-- START OF DATA SHOWN --
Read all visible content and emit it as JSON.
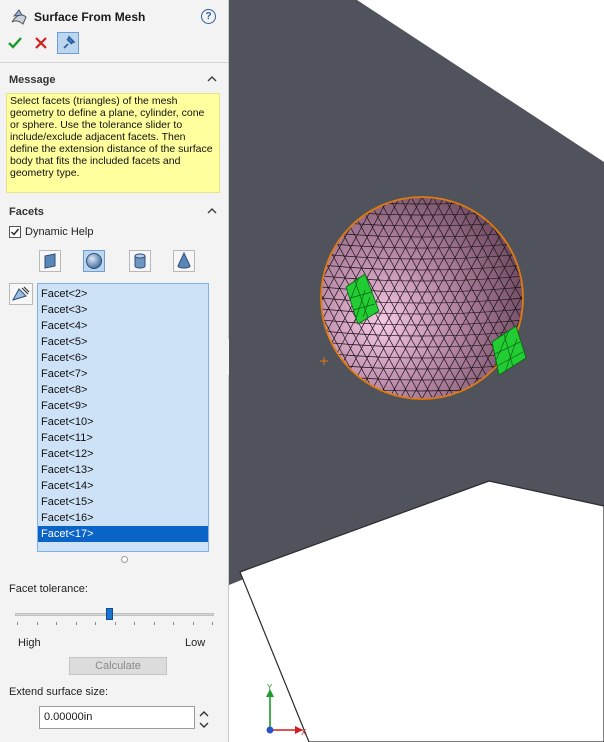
{
  "property_manager": {
    "title": "Surface From Mesh",
    "message_section": {
      "title": "Message",
      "text": "Select facets (triangles) of the mesh geometry to define a plane, cylinder, cone or sphere.  Use the tolerance slider to include/exclude adjacent facets.  Then define the extension distance of the surface body that fits the included facets and geometry type."
    },
    "facets_section": {
      "title": "Facets",
      "dynamic_help_label": "Dynamic Help",
      "dynamic_help_checked": true,
      "shape_buttons": [
        "plane",
        "sphere",
        "cylinder",
        "cone"
      ],
      "active_shape": "sphere",
      "facet_list": [
        "Facet<2>",
        "Facet<3>",
        "Facet<4>",
        "Facet<5>",
        "Facet<6>",
        "Facet<7>",
        "Facet<8>",
        "Facet<9>",
        "Facet<10>",
        "Facet<11>",
        "Facet<12>",
        "Facet<13>",
        "Facet<14>",
        "Facet<15>",
        "Facet<16>",
        "Facet<17>"
      ],
      "selected_facet": "Facet<17>",
      "tolerance_label": "Facet tolerance:",
      "slider_high_label": "High",
      "slider_low_label": "Low",
      "slider_value_fraction": 0.47,
      "calculate_label": "Calculate",
      "extend_label": "Extend surface size:",
      "extend_value": "0.00000in"
    }
  },
  "colors": {
    "panel_bg": "#f3f3f3",
    "message_bg": "#ffff9e",
    "list_bg": "#cde2f6",
    "list_selected": "#0a64c8",
    "sphere_fill": "#b98aa8",
    "selected_facets": "#22cc33",
    "dark_plane": "#50525c",
    "outline_orange": "#e07b10"
  },
  "icons": [
    "surface-from-mesh-icon",
    "help-icon",
    "ok-check-icon",
    "cancel-x-icon",
    "pushpin-icon",
    "chevron-up-icon",
    "facet-select-icon",
    "plane-shape-icon",
    "sphere-shape-icon",
    "cylinder-shape-icon",
    "cone-shape-icon",
    "spin-up-icon",
    "spin-down-icon",
    "triad-icon"
  ]
}
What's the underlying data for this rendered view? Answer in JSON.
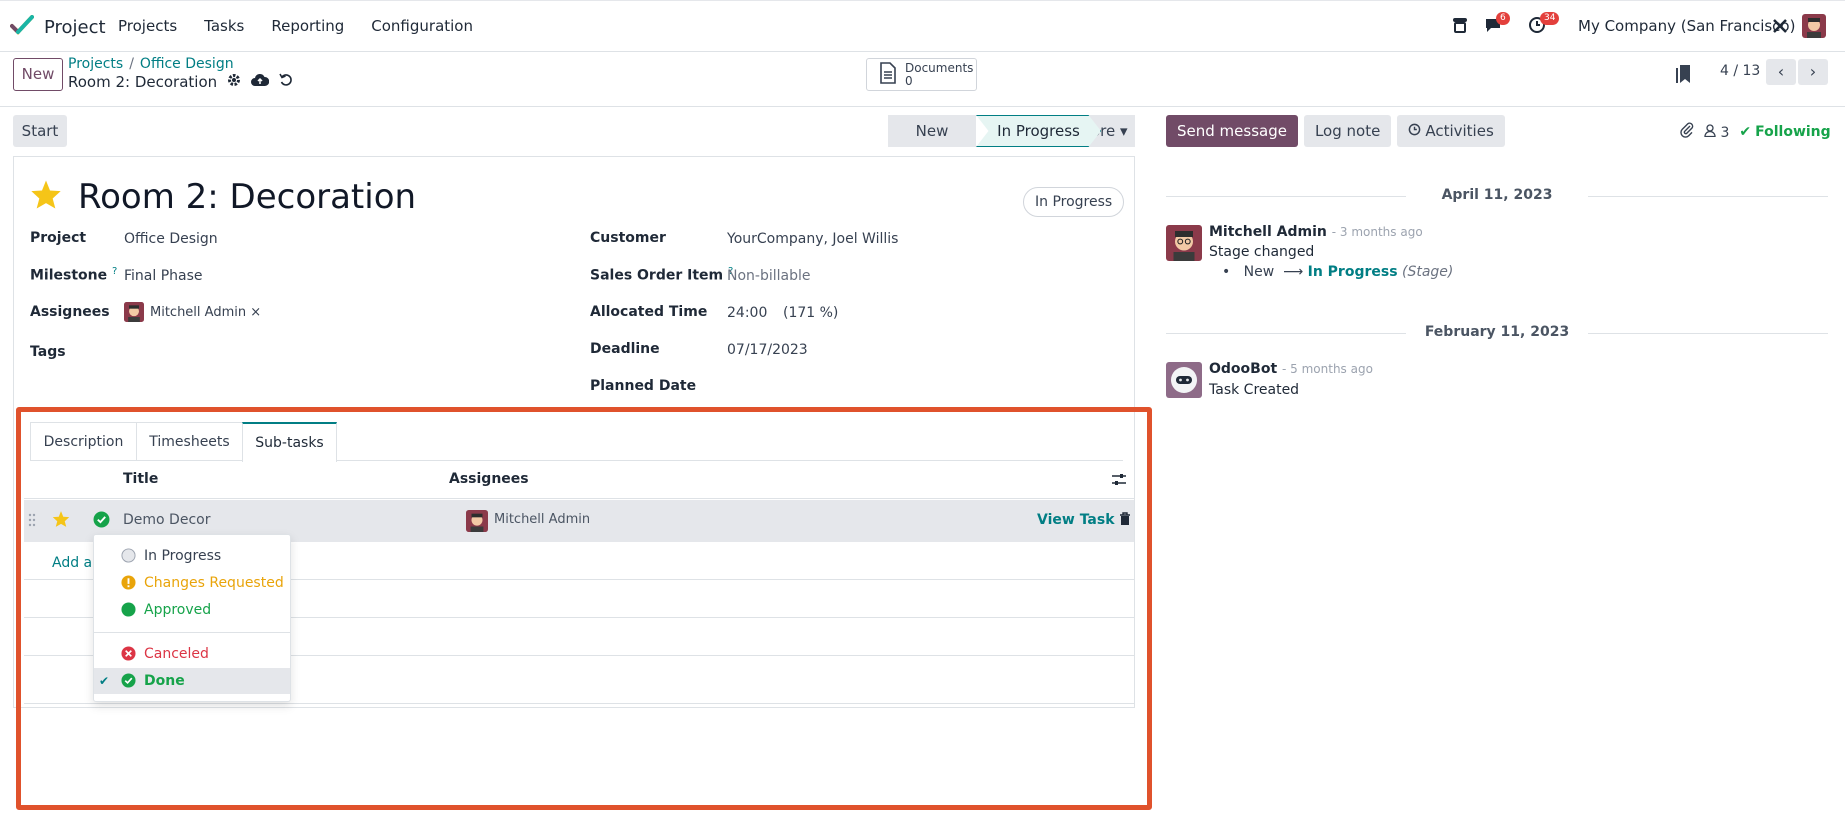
{
  "navbar": {
    "app_name": "Project",
    "menu": [
      "Projects",
      "Tasks",
      "Reporting",
      "Configuration"
    ],
    "messages_badge": "6",
    "activities_badge": "34",
    "company": "My Company (San Francisco)"
  },
  "control_panel": {
    "new_label": "New",
    "breadcrumb": [
      "Projects",
      "Office Design"
    ],
    "record_name": "Room 2: Decoration",
    "documents_label": "Documents",
    "documents_count": "0",
    "pager": "4 / 13"
  },
  "statusbar": {
    "start_label": "Start",
    "stages": [
      "New",
      "In Progress",
      "More"
    ],
    "current_stage": "In Progress"
  },
  "form": {
    "title": "Room 2: Decoration",
    "stage_pill": "In Progress",
    "left_fields": [
      {
        "label": "Project",
        "value": "Office Design"
      },
      {
        "label": "Milestone",
        "value": "Final Phase"
      },
      {
        "label": "Assignees",
        "value": "Mitchell Admin"
      },
      {
        "label": "Tags",
        "value": ""
      }
    ],
    "right_fields": [
      {
        "label": "Customer",
        "value": "YourCompany, Joel Willis"
      },
      {
        "label": "Sales Order Item",
        "value": "Non-billable"
      },
      {
        "label": "Allocated Time",
        "value": "24:00",
        "extra": "(171 %)"
      },
      {
        "label": "Deadline",
        "value": "07/17/2023"
      },
      {
        "label": "Planned Date",
        "value": ""
      }
    ],
    "help_mark": "?",
    "remove_mark": "×"
  },
  "notebook": {
    "tabs": [
      "Description",
      "Timesheets",
      "Sub-tasks"
    ],
    "active_tab": "Sub-tasks",
    "columns": [
      "Title",
      "Assignees"
    ],
    "rows": [
      {
        "title": "Demo Decor",
        "assignee": "Mitchell Admin",
        "action": "View Task"
      }
    ],
    "add_line": "Add a"
  },
  "status_dropdown": {
    "items": [
      {
        "label": "In Progress",
        "color": "#9ca3af"
      },
      {
        "label": "Changes Requested",
        "color": "#e9a40a"
      },
      {
        "label": "Approved",
        "color": "#16a34a"
      },
      {
        "label": "Canceled",
        "color": "#dc3545"
      },
      {
        "label": "Done",
        "color": "#16a34a"
      }
    ],
    "selected": "Done"
  },
  "chatter": {
    "send_message": "Send message",
    "log_note": "Log note",
    "activities": "Activities",
    "followers_count": "3",
    "following": "Following",
    "groups": [
      {
        "date": "April 11, 2023",
        "author": "Mitchell Admin",
        "ago": "- 3 months ago",
        "body": "Stage changed",
        "old_value": "New",
        "new_value": "In Progress",
        "field": "(Stage)"
      },
      {
        "date": "February 11, 2023",
        "author": "OdooBot",
        "ago": "- 5 months ago",
        "body": "Task Created"
      }
    ]
  },
  "colors": {
    "brand": "#714b67",
    "accent": "#017e84",
    "highlight": "#e0522c"
  }
}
-- END OF DATA SHOWN --
— STATED EXERCISE —
Determine the number of lines in the listing that hold the word "Mitchell", and supply that number and nothing further.

— OUTPUT OF THE EXERCISE —
3